Recorded data

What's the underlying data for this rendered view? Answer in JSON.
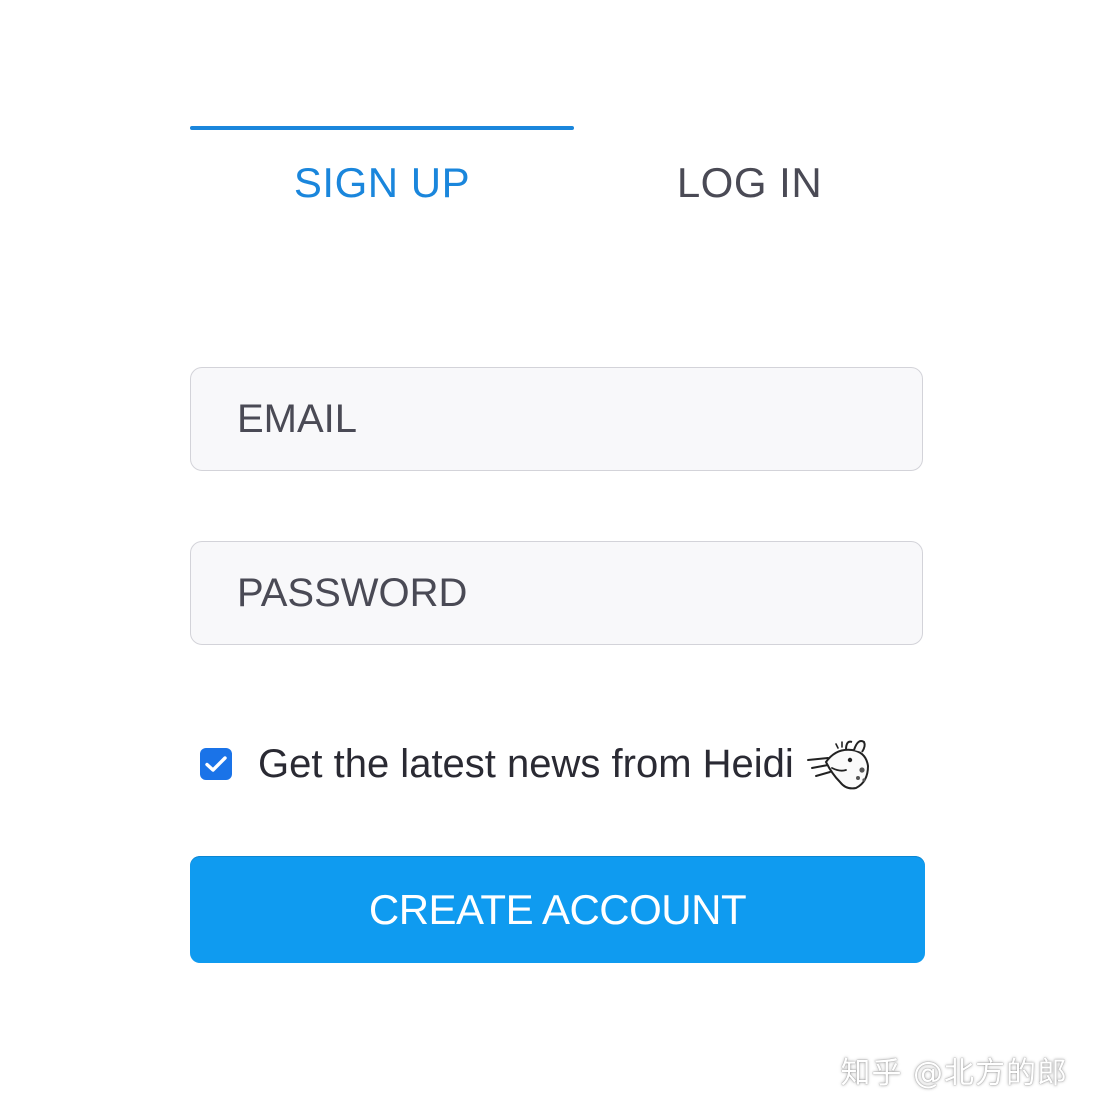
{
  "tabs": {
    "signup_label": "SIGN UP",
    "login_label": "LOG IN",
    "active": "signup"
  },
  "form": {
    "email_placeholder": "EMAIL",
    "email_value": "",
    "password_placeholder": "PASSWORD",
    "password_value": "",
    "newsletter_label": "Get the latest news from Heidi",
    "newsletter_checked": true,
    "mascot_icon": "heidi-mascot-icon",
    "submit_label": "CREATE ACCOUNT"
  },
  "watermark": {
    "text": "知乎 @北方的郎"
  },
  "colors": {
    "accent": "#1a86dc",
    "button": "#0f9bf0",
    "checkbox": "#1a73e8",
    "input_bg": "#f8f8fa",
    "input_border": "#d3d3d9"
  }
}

What you need to do
Return the listing above unchanged, apart from dropping its pictures.

Answer to this problem
What's the underlying data for this rendered view? Answer in JSON.
{
  "tabs": {
    "signup_label": "SIGN UP",
    "login_label": "LOG IN",
    "active": "signup"
  },
  "form": {
    "email_placeholder": "EMAIL",
    "email_value": "",
    "password_placeholder": "PASSWORD",
    "password_value": "",
    "newsletter_label": "Get the latest news from Heidi",
    "newsletter_checked": true,
    "mascot_icon": "heidi-mascot-icon",
    "submit_label": "CREATE ACCOUNT"
  },
  "watermark": {
    "text": "知乎 @北方的郎"
  },
  "colors": {
    "accent": "#1a86dc",
    "button": "#0f9bf0",
    "checkbox": "#1a73e8",
    "input_bg": "#f8f8fa",
    "input_border": "#d3d3d9"
  }
}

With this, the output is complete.